Exercise directions
Can you copy every line of the material below, character for character, with nothing added or left out?

[Records showing where elements appear]
==========

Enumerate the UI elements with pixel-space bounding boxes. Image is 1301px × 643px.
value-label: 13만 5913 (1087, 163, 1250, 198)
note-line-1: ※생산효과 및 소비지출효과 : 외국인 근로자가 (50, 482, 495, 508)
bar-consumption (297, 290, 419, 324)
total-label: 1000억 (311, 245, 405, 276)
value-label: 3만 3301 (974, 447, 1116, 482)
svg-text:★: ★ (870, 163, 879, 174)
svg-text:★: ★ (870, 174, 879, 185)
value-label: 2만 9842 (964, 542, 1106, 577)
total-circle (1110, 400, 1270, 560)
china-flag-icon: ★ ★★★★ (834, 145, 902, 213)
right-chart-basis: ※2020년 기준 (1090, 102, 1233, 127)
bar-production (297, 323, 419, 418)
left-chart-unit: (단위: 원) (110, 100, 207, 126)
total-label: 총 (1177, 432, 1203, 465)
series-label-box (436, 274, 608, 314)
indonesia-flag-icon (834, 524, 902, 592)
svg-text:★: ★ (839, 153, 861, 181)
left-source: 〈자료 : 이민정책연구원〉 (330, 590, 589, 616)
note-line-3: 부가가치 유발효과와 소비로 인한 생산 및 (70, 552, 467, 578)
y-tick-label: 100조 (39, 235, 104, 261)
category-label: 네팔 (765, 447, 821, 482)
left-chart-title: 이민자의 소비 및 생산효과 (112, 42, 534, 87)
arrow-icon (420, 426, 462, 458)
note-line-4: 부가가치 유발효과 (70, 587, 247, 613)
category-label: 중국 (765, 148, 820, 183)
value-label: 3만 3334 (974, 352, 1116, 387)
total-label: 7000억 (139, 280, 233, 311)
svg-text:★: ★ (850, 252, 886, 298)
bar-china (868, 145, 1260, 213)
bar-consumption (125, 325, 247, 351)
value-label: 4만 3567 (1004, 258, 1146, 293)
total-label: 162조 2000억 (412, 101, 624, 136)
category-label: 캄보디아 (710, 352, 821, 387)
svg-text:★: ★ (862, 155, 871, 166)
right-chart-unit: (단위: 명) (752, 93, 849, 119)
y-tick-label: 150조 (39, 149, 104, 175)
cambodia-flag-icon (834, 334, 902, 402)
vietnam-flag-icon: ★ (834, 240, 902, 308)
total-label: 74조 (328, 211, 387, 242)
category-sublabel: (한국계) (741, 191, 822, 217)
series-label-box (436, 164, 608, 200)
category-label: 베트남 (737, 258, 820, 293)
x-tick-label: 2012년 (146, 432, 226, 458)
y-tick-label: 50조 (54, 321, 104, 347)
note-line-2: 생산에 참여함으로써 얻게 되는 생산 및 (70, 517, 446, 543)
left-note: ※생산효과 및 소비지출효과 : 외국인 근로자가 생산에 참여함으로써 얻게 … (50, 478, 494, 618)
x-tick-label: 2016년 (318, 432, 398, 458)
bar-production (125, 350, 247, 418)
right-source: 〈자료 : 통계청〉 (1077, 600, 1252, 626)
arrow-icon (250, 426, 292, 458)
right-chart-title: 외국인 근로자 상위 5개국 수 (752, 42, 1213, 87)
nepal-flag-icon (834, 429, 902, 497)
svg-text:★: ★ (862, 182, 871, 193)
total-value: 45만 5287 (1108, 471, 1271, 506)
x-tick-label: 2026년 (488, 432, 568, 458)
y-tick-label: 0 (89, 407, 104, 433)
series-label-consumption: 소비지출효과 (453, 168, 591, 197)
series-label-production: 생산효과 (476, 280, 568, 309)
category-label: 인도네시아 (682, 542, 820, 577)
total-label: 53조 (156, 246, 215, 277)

==========

Result of the exercise
Enumerate the UI elements with pixel-space bounding boxes. Image is 1301px × 643px.
value-label: 13만 5913 (1087, 163, 1250, 198)
note-line-1: ※생산효과 및 소비지출효과 : 외국인 근로자가 (50, 482, 495, 508)
bar-consumption (297, 290, 419, 324)
total-label: 1000억 (311, 245, 405, 276)
value-label: 3만 3301 (974, 447, 1116, 482)
svg-text:★: ★ (870, 163, 879, 174)
svg-text:★: ★ (870, 174, 879, 185)
value-label: 2만 9842 (964, 542, 1106, 577)
total-circle (1110, 400, 1270, 560)
china-flag-icon: ★ ★★★★ (834, 145, 902, 213)
right-chart-basis: ※2020년 기준 (1090, 102, 1233, 127)
bar-production (297, 323, 419, 418)
left-chart-unit: (단위: 원) (110, 100, 207, 126)
total-label: 총 (1177, 432, 1203, 465)
series-label-box (436, 274, 608, 314)
indonesia-flag-icon (834, 524, 902, 592)
svg-text:★: ★ (839, 153, 861, 181)
left-source: 〈자료 : 이민정책연구원〉 (330, 590, 589, 616)
note-line-3: 부가가치 유발효과와 소비로 인한 생산 및 (70, 552, 467, 578)
y-tick-label: 100조 (39, 235, 104, 261)
category-label: 네팔 (765, 447, 821, 482)
left-chart-title: 이민자의 소비 및 생산효과 (112, 42, 534, 87)
arrow-icon (420, 426, 462, 458)
note-line-4: 부가가치 유발효과 (70, 587, 247, 613)
category-label: 중국 (765, 148, 820, 183)
value-label: 3만 3334 (974, 352, 1116, 387)
total-label: 7000억 (139, 280, 233, 311)
svg-text:★: ★ (850, 252, 886, 298)
bar-china (868, 145, 1260, 213)
bar-consumption (125, 325, 247, 351)
value-label: 4만 3567 (1004, 258, 1146, 293)
total-label: 162조 2000억 (412, 101, 624, 136)
category-label: 캄보디아 (710, 352, 821, 387)
svg-text:★: ★ (862, 155, 871, 166)
right-chart-unit: (단위: 명) (752, 93, 849, 119)
y-tick-label: 150조 (39, 149, 104, 175)
cambodia-flag-icon (834, 334, 902, 402)
vietnam-flag-icon: ★ (834, 240, 902, 308)
total-label: 74조 (328, 211, 387, 242)
category-sublabel: (한국계) (741, 191, 822, 217)
series-label-box (436, 164, 608, 200)
category-label: 베트남 (737, 258, 820, 293)
x-tick-label: 2012년 (146, 432, 226, 458)
y-tick-label: 50조 (54, 321, 104, 347)
note-line-2: 생산에 참여함으로써 얻게 되는 생산 및 (70, 517, 446, 543)
left-note: ※생산효과 및 소비지출효과 : 외국인 근로자가 생산에 참여함으로써 얻게 … (50, 478, 494, 618)
x-tick-label: 2016년 (318, 432, 398, 458)
bar-production (125, 350, 247, 418)
right-source: 〈자료 : 통계청〉 (1077, 600, 1252, 626)
arrow-icon (250, 426, 292, 458)
right-chart-title: 외국인 근로자 상위 5개국 수 (752, 42, 1213, 87)
nepal-flag-icon (834, 429, 902, 497)
svg-text:★: ★ (862, 182, 871, 193)
total-value: 45만 5287 (1108, 471, 1271, 506)
x-tick-label: 2026년 (488, 432, 568, 458)
y-tick-label: 0 (89, 407, 104, 433)
series-label-consumption: 소비지출효과 (453, 168, 591, 197)
series-label-production: 생산효과 (476, 280, 568, 309)
category-label: 인도네시아 (682, 542, 820, 577)
total-label: 53조 (156, 246, 215, 277)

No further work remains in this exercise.